-- start --
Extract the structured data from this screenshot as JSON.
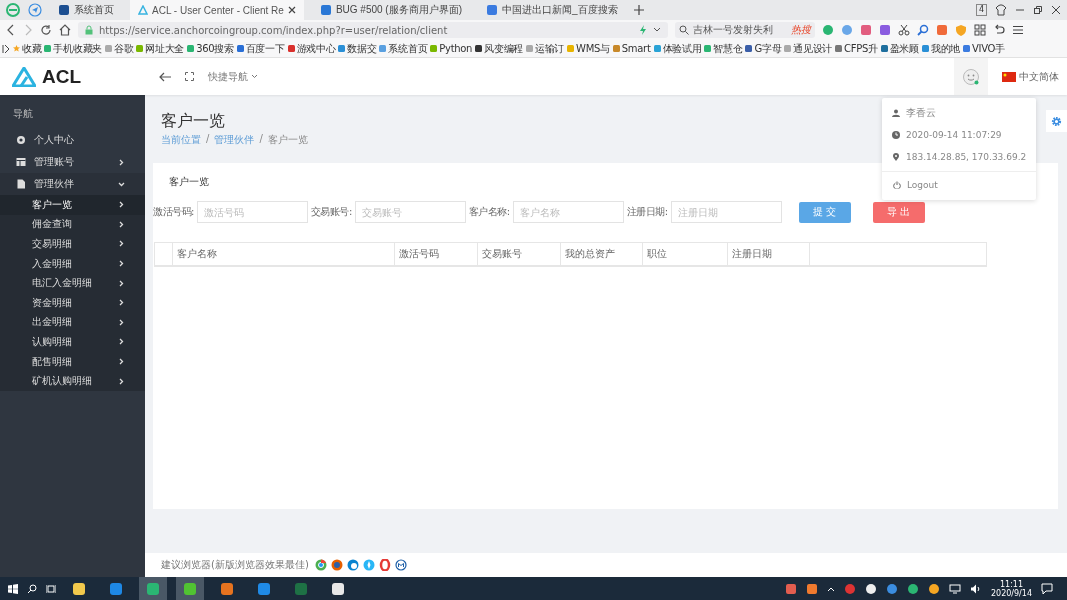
{
  "browser": {
    "tabs": [
      {
        "title": "系统首页",
        "selected": false
      },
      {
        "title": "ACL - User Center - Client Re",
        "selected": true
      },
      {
        "title": "BUG #500 (服务商用户界面)",
        "selected": false
      },
      {
        "title": "中国进出口新闻_百度搜索",
        "selected": false
      }
    ],
    "tab_count": "4",
    "address": "https://service.anchorcoingroup.com/index.php?r=user/relation/client",
    "search": {
      "value": "吉林一号发射失利",
      "badge": "热搜"
    },
    "bookmarks": [
      "收藏",
      "手机收藏夹",
      "谷歌",
      "网址大全",
      "360搜索",
      "百度一下",
      "游戏中心",
      "数据交",
      "系统首页",
      "Python",
      "风变编程",
      "运输订",
      "WMS与",
      "Smart",
      "体验试用",
      "智慧仓",
      "G字母",
      "通见设计",
      "CFPS升",
      "盈米顾",
      "我的地",
      "VIVO手"
    ]
  },
  "app": {
    "logo": "ACL",
    "quick_nav": "快捷导航",
    "language": "中文简体"
  },
  "sidebar": {
    "heading": "导航",
    "items": [
      {
        "label": "个人中心",
        "kind": "link",
        "selected": false
      },
      {
        "label": "管理账号",
        "kind": "group",
        "expanded": false,
        "selected": false
      },
      {
        "label": "管理伙伴",
        "kind": "group",
        "expanded": true,
        "selected": false,
        "children": [
          {
            "label": "客户一览",
            "selected": true
          },
          {
            "label": "佣金查询",
            "selected": false
          },
          {
            "label": "交易明细",
            "selected": false
          },
          {
            "label": "入金明细",
            "selected": false
          },
          {
            "label": "电汇入金明细",
            "selected": false
          },
          {
            "label": "资金明细",
            "selected": false
          },
          {
            "label": "出金明细",
            "selected": false
          },
          {
            "label": "认购明细",
            "selected": false
          },
          {
            "label": "配售明细",
            "selected": false
          },
          {
            "label": "矿机认购明细",
            "selected": false
          }
        ]
      }
    ]
  },
  "page": {
    "title": "客户一览",
    "separator": "/",
    "breadcrumb": [
      {
        "label": "当前位置",
        "link": true
      },
      {
        "label": "管理伙伴",
        "link": true
      },
      {
        "label": "客户一览",
        "link": false
      }
    ]
  },
  "card": {
    "title": "客户一览",
    "filters": [
      {
        "label": "激活号码:",
        "placeholder": "激活号码"
      },
      {
        "label": "交易账号:",
        "placeholder": "交易账号"
      },
      {
        "label": "客户名称:",
        "placeholder": "客户名称"
      },
      {
        "label": "注册日期:",
        "placeholder": "注册日期"
      }
    ],
    "buttons": [
      {
        "label": "提 交",
        "kind": "primary"
      },
      {
        "label": "导 出",
        "kind": "danger"
      }
    ],
    "table": {
      "columns": [
        "客户名称",
        "激活号码",
        "交易账号",
        "我的总资产",
        "职位",
        "注册日期"
      ]
    }
  },
  "user_menu": {
    "items": [
      {
        "kind": "user",
        "text": "李香云"
      },
      {
        "kind": "time",
        "text": "2020-09-14 11:07:29"
      },
      {
        "kind": "location",
        "text": "183.14.28.85, 170.33.69.2"
      },
      {
        "kind": "logout",
        "text": "Logout"
      }
    ]
  },
  "footer": {
    "text": "建议浏览器(新版浏览器效果最佳)"
  },
  "taskbar": {
    "time": "11:11",
    "date": "2020/9/14"
  }
}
-- end --
= Written instruction =
Retype the whole listing, keeping every line identical and omitting all pictures.

= Written reply =
Extract the structured data from this screenshot as JSON.
{
  "browser": {
    "tabs": [
      {
        "title": "系统首页",
        "selected": false
      },
      {
        "title": "ACL - User Center - Client Re",
        "selected": true
      },
      {
        "title": "BUG #500 (服务商用户界面)",
        "selected": false
      },
      {
        "title": "中国进出口新闻_百度搜索",
        "selected": false
      }
    ],
    "tab_count": "4",
    "address": "https://service.anchorcoingroup.com/index.php?r=user/relation/client",
    "search": {
      "value": "吉林一号发射失利",
      "badge": "热搜"
    },
    "bookmarks": [
      "收藏",
      "手机收藏夹",
      "谷歌",
      "网址大全",
      "360搜索",
      "百度一下",
      "游戏中心",
      "数据交",
      "系统首页",
      "Python",
      "风变编程",
      "运输订",
      "WMS与",
      "Smart",
      "体验试用",
      "智慧仓",
      "G字母",
      "通见设计",
      "CFPS升",
      "盈米顾",
      "我的地",
      "VIVO手"
    ]
  },
  "app": {
    "logo": "ACL",
    "quick_nav": "快捷导航",
    "language": "中文简体"
  },
  "sidebar": {
    "heading": "导航",
    "items": [
      {
        "label": "个人中心",
        "kind": "link",
        "selected": false
      },
      {
        "label": "管理账号",
        "kind": "group",
        "expanded": false,
        "selected": false
      },
      {
        "label": "管理伙伴",
        "kind": "group",
        "expanded": true,
        "selected": false,
        "children": [
          {
            "label": "客户一览",
            "selected": true
          },
          {
            "label": "佣金查询",
            "selected": false
          },
          {
            "label": "交易明细",
            "selected": false
          },
          {
            "label": "入金明细",
            "selected": false
          },
          {
            "label": "电汇入金明细",
            "selected": false
          },
          {
            "label": "资金明细",
            "selected": false
          },
          {
            "label": "出金明细",
            "selected": false
          },
          {
            "label": "认购明细",
            "selected": false
          },
          {
            "label": "配售明细",
            "selected": false
          },
          {
            "label": "矿机认购明细",
            "selected": false
          }
        ]
      }
    ]
  },
  "page": {
    "title": "客户一览",
    "separator": "/",
    "breadcrumb": [
      {
        "label": "当前位置",
        "link": true
      },
      {
        "label": "管理伙伴",
        "link": true
      },
      {
        "label": "客户一览",
        "link": false
      }
    ]
  },
  "card": {
    "title": "客户一览",
    "filters": [
      {
        "label": "激活号码:",
        "placeholder": "激活号码"
      },
      {
        "label": "交易账号:",
        "placeholder": "交易账号"
      },
      {
        "label": "客户名称:",
        "placeholder": "客户名称"
      },
      {
        "label": "注册日期:",
        "placeholder": "注册日期"
      }
    ],
    "buttons": [
      {
        "label": "提 交",
        "kind": "primary"
      },
      {
        "label": "导 出",
        "kind": "danger"
      }
    ],
    "table": {
      "columns": [
        "客户名称",
        "激活号码",
        "交易账号",
        "我的总资产",
        "职位",
        "注册日期"
      ]
    }
  },
  "user_menu": {
    "items": [
      {
        "kind": "user",
        "text": "李香云"
      },
      {
        "kind": "time",
        "text": "2020-09-14 11:07:29"
      },
      {
        "kind": "location",
        "text": "183.14.28.85, 170.33.69.2"
      },
      {
        "kind": "logout",
        "text": "Logout"
      }
    ]
  },
  "footer": {
    "text": "建议浏览器(新版浏览器效果最佳)"
  },
  "taskbar": {
    "time": "11:11",
    "date": "2020/9/14"
  }
}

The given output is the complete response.